What is required:
Reproduce the data below with every instance of "table-row" changed to "body-row" and everything else left unchanged. Leave the pictures out of the reproduced data.

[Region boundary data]
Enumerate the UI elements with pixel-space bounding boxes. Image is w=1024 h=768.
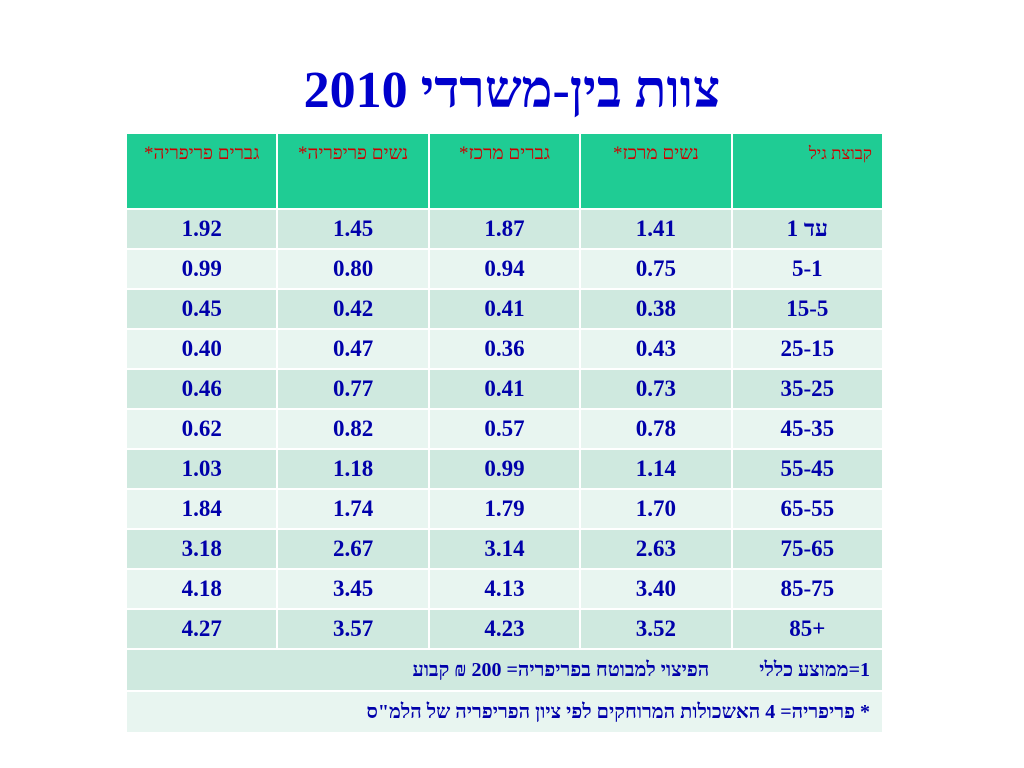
cell-age-group: 65-55 (730, 488, 885, 530)
cell-men-periphery: 1.84 (124, 488, 279, 530)
header-men-periphery: גברים פריפריה* (124, 132, 279, 210)
table-header-row: קבוצת גיל נשים מרכז* גברים מרכז* נשים פר… (124, 132, 885, 210)
cell-men-periphery: 0.40 (124, 328, 279, 370)
cell-age-group: עד 1 (730, 208, 885, 250)
cell-men-periphery: 3.18 (124, 528, 279, 570)
cell-men-center: 4.13 (427, 568, 582, 610)
header-men-center: גברים מרכז* (427, 132, 582, 210)
cell-age-group: 75-65 (730, 528, 885, 570)
note-periphery-definition: * פריפריה= 4 האשכולות המרוחקים לפי ציון … (125, 690, 884, 734)
cell-women-periphery: 0.82 (276, 408, 430, 450)
cell-women-periphery: 1.74 (276, 488, 430, 530)
header-women-center: נשים מרכז* (579, 132, 733, 210)
cell-women-periphery: 0.80 (276, 248, 430, 290)
cell-women-center: 1.41 (579, 208, 733, 250)
table-row: עד 1 1.41 1.87 1.45 1.92 (124, 208, 885, 250)
note-average-label: 1=ממוצע כללי (759, 658, 870, 681)
table-row: 25-15 0.43 0.36 0.47 0.40 (124, 328, 885, 370)
cell-women-periphery: 2.67 (276, 528, 430, 570)
cell-men-periphery: 0.62 (124, 408, 279, 450)
note-compensation: הפיצוי למבוטח בפריפריה= 200 ₪ קבוע (412, 658, 710, 681)
cell-women-center: 3.52 (579, 608, 733, 650)
table-row: 75-65 2.63 3.14 2.67 3.18 (124, 528, 885, 570)
table-row: 85+ 3.52 4.23 3.57 4.27 (124, 608, 885, 650)
header-women-periphery: נשים פריפריה* (276, 132, 430, 210)
cell-men-center: 0.36 (427, 328, 582, 370)
cell-age-group: 85-75 (730, 568, 885, 610)
cell-women-center: 0.73 (579, 368, 733, 410)
cell-age-group: 45-35 (730, 408, 885, 450)
cell-women-center: 1.14 (579, 448, 733, 490)
table-row: 5-1 0.75 0.94 0.80 0.99 (124, 248, 885, 290)
slide-title: צוות בין-משרדי 2010 (303, 62, 721, 119)
cell-men-center: 3.14 (427, 528, 582, 570)
cell-women-center: 3.40 (579, 568, 733, 610)
cell-men-center: 1.87 (427, 208, 582, 250)
cell-men-center: 0.99 (427, 448, 582, 490)
table-row: 55-45 1.14 0.99 1.18 1.03 (124, 448, 885, 490)
cell-women-periphery: 1.18 (276, 448, 430, 490)
cell-men-center: 0.94 (427, 248, 582, 290)
cell-men-periphery: 4.27 (124, 608, 279, 650)
note-row-2: * פריפריה= 4 האשכולות המרוחקים לפי ציון … (125, 690, 884, 734)
cell-men-center: 1.79 (427, 488, 582, 530)
cell-women-center: 0.75 (579, 248, 733, 290)
cell-women-periphery: 1.45 (276, 208, 430, 250)
table-row: 35-25 0.73 0.41 0.77 0.46 (124, 368, 885, 410)
cell-age-group: 15-5 (730, 288, 885, 330)
table-row: 45-35 0.78 0.57 0.82 0.62 (124, 408, 885, 450)
table-row: 85-75 3.40 4.13 3.45 4.18 (124, 568, 885, 610)
cell-women-periphery: 3.45 (276, 568, 430, 610)
cell-men-center: 4.23 (427, 608, 582, 650)
capitation-table: קבוצת גיל נשים מרכז* גברים מרכז* נשים פר… (124, 132, 885, 734)
cell-women-periphery: 0.42 (276, 288, 430, 330)
cell-men-center: 0.57 (427, 408, 582, 450)
table-row: 15-5 0.38 0.41 0.42 0.45 (124, 288, 885, 330)
cell-age-group: 25-15 (730, 328, 885, 370)
cell-women-center: 0.43 (579, 328, 733, 370)
cell-age-group: 35-25 (730, 368, 885, 410)
cell-women-periphery: 3.57 (276, 608, 430, 650)
cell-men-periphery: 1.03 (124, 448, 279, 490)
cell-age-group: 85+ (730, 608, 885, 650)
cell-men-center: 0.41 (427, 368, 582, 410)
header-age-group: קבוצת גיל (730, 132, 885, 210)
cell-men-periphery: 4.18 (124, 568, 279, 610)
cell-men-periphery: 0.99 (124, 248, 279, 290)
cell-women-center: 0.78 (579, 408, 733, 450)
cell-women-periphery: 0.47 (276, 328, 430, 370)
note-row-1: 1=ממוצע כללי הפיצוי למבוטח בפריפריה= 200 … (125, 648, 884, 692)
cell-men-periphery: 0.45 (124, 288, 279, 330)
cell-men-center: 0.41 (427, 288, 582, 330)
cell-women-center: 0.38 (579, 288, 733, 330)
cell-men-periphery: 0.46 (124, 368, 279, 410)
table-row: 65-55 1.70 1.79 1.74 1.84 (124, 488, 885, 530)
note-average: 1=ממוצע כללי הפיצוי למבוטח בפריפריה= 200 … (125, 648, 884, 692)
cell-age-group: 55-45 (730, 448, 885, 490)
cell-women-periphery: 0.77 (276, 368, 430, 410)
cell-women-center: 2.63 (579, 528, 733, 570)
cell-age-group: 5-1 (730, 248, 885, 290)
cell-men-periphery: 1.92 (124, 208, 279, 250)
cell-women-center: 1.70 (579, 488, 733, 530)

Correct result:
Enumerate the UI elements with pixel-space bounding boxes. Image is w=1024 h=768.
cell-age-group: 65-55 (730, 488, 885, 530)
cell-men-periphery: 1.84 (124, 488, 279, 530)
header-men-periphery: גברים פריפריה* (124, 132, 279, 210)
table-header-row: קבוצת גיל נשים מרכז* גברים מרכז* נשים פר… (124, 132, 885, 210)
cell-men-periphery: 0.40 (124, 328, 279, 370)
cell-age-group: עד 1 (730, 208, 885, 250)
cell-men-periphery: 3.18 (124, 528, 279, 570)
cell-men-center: 4.13 (427, 568, 582, 610)
header-men-center: גברים מרכז* (427, 132, 582, 210)
cell-age-group: 75-65 (730, 528, 885, 570)
note-periphery-definition: * פריפריה= 4 האשכולות המרוחקים לפי ציון … (125, 690, 884, 734)
cell-women-periphery: 0.82 (276, 408, 430, 450)
cell-women-periphery: 1.74 (276, 488, 430, 530)
header-women-center: נשים מרכז* (579, 132, 733, 210)
cell-women-periphery: 0.80 (276, 248, 430, 290)
cell-women-center: 1.41 (579, 208, 733, 250)
body-row: עד 1 1.41 1.87 1.45 1.92 (124, 208, 885, 250)
note-average-label: 1=ממוצע כללי (759, 658, 870, 681)
body-row: 25-15 0.43 0.36 0.47 0.40 (124, 328, 885, 370)
cell-women-periphery: 2.67 (276, 528, 430, 570)
cell-men-periphery: 0.62 (124, 408, 279, 450)
note-compensation: הפיצוי למבוטח בפריפריה= 200 ₪ קבוע (412, 658, 710, 681)
cell-women-center: 3.52 (579, 608, 733, 650)
body-row: 75-65 2.63 3.14 2.67 3.18 (124, 528, 885, 570)
body-row: 85+ 3.52 4.23 3.57 4.27 (124, 608, 885, 650)
header-women-periphery: נשים פריפריה* (276, 132, 430, 210)
cell-men-center: 0.36 (427, 328, 582, 370)
cell-age-group: 85-75 (730, 568, 885, 610)
cell-women-center: 0.73 (579, 368, 733, 410)
cell-age-group: 45-35 (730, 408, 885, 450)
cell-women-center: 1.14 (579, 448, 733, 490)
body-row: 5-1 0.75 0.94 0.80 0.99 (124, 248, 885, 290)
slide-title: צוות בין-משרדי 2010 (303, 62, 721, 119)
cell-men-center: 3.14 (427, 528, 582, 570)
cell-women-center: 3.40 (579, 568, 733, 610)
cell-men-center: 1.87 (427, 208, 582, 250)
cell-men-center: 0.99 (427, 448, 582, 490)
body-row: 55-45 1.14 0.99 1.18 1.03 (124, 448, 885, 490)
cell-women-periphery: 1.18 (276, 448, 430, 490)
cell-men-center: 0.94 (427, 248, 582, 290)
cell-men-periphery: 4.27 (124, 608, 279, 650)
note-row-2: * פריפריה= 4 האשכולות המרוחקים לפי ציון … (125, 690, 884, 734)
cell-men-center: 1.79 (427, 488, 582, 530)
cell-women-center: 0.75 (579, 248, 733, 290)
cell-women-periphery: 1.45 (276, 208, 430, 250)
body-row: 35-25 0.73 0.41 0.77 0.46 (124, 368, 885, 410)
cell-age-group: 15-5 (730, 288, 885, 330)
body-row: 45-35 0.78 0.57 0.82 0.62 (124, 408, 885, 450)
body-row: 85-75 3.40 4.13 3.45 4.18 (124, 568, 885, 610)
cell-women-periphery: 3.45 (276, 568, 430, 610)
cell-men-center: 4.23 (427, 608, 582, 650)
capitation-table: קבוצת גיל נשים מרכז* גברים מרכז* נשים פר… (124, 132, 885, 734)
cell-women-periphery: 0.42 (276, 288, 430, 330)
cell-men-center: 0.57 (427, 408, 582, 450)
body-row: 15-5 0.38 0.41 0.42 0.45 (124, 288, 885, 330)
cell-age-group: 25-15 (730, 328, 885, 370)
cell-women-center: 0.43 (579, 328, 733, 370)
cell-age-group: 35-25 (730, 368, 885, 410)
cell-women-periphery: 3.57 (276, 608, 430, 650)
cell-men-periphery: 1.03 (124, 448, 279, 490)
cell-age-group: 85+ (730, 608, 885, 650)
cell-men-center: 0.41 (427, 368, 582, 410)
header-age-group: קבוצת גיל (730, 132, 885, 210)
cell-men-periphery: 4.18 (124, 568, 279, 610)
cell-men-periphery: 0.99 (124, 248, 279, 290)
cell-women-center: 0.78 (579, 408, 733, 450)
cell-women-periphery: 0.47 (276, 328, 430, 370)
note-row-1: 1=ממוצע כללי הפיצוי למבוטח בפריפריה= 200 … (125, 648, 884, 692)
cell-men-periphery: 0.45 (124, 288, 279, 330)
cell-men-center: 0.41 (427, 288, 582, 330)
cell-women-center: 0.38 (579, 288, 733, 330)
cell-men-periphery: 0.46 (124, 368, 279, 410)
body-row: 65-55 1.70 1.79 1.74 1.84 (124, 488, 885, 530)
note-average: 1=ממוצע כללי הפיצוי למבוטח בפריפריה= 200 … (125, 648, 884, 692)
cell-age-group: 55-45 (730, 448, 885, 490)
cell-women-periphery: 0.77 (276, 368, 430, 410)
cell-women-center: 2.63 (579, 528, 733, 570)
cell-age-group: 5-1 (730, 248, 885, 290)
cell-men-periphery: 1.92 (124, 208, 279, 250)
cell-women-center: 1.70 (579, 488, 733, 530)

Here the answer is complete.